▸ Tarea asignada
Recopile todas las líneas de los datos que figuran a continuación que contengan la cadena "Snow", teniendo en cuenta la distinción entre mayúsculas y minúsculas.

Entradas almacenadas
* * *
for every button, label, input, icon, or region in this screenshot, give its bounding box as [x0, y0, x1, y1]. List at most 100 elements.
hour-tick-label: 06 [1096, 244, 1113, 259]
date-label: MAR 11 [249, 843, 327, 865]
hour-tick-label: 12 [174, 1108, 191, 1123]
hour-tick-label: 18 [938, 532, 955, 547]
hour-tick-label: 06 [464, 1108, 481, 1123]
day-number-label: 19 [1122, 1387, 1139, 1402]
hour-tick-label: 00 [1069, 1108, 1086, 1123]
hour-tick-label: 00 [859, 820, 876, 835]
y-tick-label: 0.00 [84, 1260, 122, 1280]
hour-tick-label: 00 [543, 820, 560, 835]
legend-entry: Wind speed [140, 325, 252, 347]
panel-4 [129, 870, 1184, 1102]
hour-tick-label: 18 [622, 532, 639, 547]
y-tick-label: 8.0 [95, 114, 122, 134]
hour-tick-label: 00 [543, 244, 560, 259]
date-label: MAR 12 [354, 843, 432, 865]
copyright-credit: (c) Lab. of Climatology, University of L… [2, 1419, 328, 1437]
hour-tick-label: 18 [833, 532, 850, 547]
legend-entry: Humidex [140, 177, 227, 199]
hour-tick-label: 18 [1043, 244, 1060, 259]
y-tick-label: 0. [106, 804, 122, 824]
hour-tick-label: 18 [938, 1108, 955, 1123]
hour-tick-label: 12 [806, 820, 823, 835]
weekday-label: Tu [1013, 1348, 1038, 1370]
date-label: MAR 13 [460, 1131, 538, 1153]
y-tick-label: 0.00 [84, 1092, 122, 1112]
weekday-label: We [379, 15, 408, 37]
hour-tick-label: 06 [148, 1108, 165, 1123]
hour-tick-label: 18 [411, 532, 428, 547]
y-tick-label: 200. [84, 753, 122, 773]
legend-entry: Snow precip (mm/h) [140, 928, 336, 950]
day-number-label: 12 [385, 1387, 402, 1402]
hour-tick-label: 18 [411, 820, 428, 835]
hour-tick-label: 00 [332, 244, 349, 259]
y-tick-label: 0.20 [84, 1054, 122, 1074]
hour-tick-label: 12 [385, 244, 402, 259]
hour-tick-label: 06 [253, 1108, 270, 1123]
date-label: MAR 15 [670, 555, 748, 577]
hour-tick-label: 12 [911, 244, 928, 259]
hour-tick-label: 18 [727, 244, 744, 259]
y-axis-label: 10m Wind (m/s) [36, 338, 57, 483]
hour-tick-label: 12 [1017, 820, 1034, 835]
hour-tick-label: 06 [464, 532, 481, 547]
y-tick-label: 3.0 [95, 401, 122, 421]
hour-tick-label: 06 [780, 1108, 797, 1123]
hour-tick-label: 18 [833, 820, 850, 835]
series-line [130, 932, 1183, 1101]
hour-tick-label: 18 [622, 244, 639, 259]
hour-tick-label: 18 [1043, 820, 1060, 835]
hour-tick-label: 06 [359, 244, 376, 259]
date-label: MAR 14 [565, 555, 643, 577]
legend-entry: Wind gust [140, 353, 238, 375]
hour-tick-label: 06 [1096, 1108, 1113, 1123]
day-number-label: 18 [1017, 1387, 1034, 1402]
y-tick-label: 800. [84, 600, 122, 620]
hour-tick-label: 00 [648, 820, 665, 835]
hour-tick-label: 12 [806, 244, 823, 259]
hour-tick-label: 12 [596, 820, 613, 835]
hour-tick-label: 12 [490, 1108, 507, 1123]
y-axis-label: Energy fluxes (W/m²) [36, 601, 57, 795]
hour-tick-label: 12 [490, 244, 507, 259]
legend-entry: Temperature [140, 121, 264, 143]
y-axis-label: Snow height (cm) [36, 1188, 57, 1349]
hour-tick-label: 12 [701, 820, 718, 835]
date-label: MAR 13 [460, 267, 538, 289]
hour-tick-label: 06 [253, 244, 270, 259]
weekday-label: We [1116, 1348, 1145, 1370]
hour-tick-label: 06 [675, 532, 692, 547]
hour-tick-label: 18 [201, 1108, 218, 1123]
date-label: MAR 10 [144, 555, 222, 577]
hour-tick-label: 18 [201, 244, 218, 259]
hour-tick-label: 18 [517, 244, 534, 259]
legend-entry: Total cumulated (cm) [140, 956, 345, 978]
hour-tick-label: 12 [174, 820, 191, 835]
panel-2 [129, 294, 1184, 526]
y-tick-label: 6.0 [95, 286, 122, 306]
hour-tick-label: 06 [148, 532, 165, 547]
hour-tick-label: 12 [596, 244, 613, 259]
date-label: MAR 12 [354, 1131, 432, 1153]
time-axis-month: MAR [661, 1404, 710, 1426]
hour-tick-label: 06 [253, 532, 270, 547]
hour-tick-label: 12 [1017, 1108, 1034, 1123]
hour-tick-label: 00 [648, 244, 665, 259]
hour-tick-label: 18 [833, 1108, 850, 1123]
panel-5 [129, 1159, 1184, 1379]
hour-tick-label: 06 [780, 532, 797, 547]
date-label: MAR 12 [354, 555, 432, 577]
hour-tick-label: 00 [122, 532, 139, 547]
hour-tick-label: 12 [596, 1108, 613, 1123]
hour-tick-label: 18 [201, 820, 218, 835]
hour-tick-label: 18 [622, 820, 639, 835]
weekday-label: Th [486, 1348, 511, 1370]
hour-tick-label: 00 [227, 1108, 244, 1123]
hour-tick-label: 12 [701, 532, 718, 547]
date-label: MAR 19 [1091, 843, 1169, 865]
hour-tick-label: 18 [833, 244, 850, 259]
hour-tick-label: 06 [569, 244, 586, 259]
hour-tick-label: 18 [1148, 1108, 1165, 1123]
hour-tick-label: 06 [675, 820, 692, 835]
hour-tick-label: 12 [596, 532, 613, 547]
* * *
▸ Respuesta
legend-entry: Snow precip (mm/h) [140, 928, 336, 950]
y-axis-label: Snow height (cm) [36, 1188, 57, 1349]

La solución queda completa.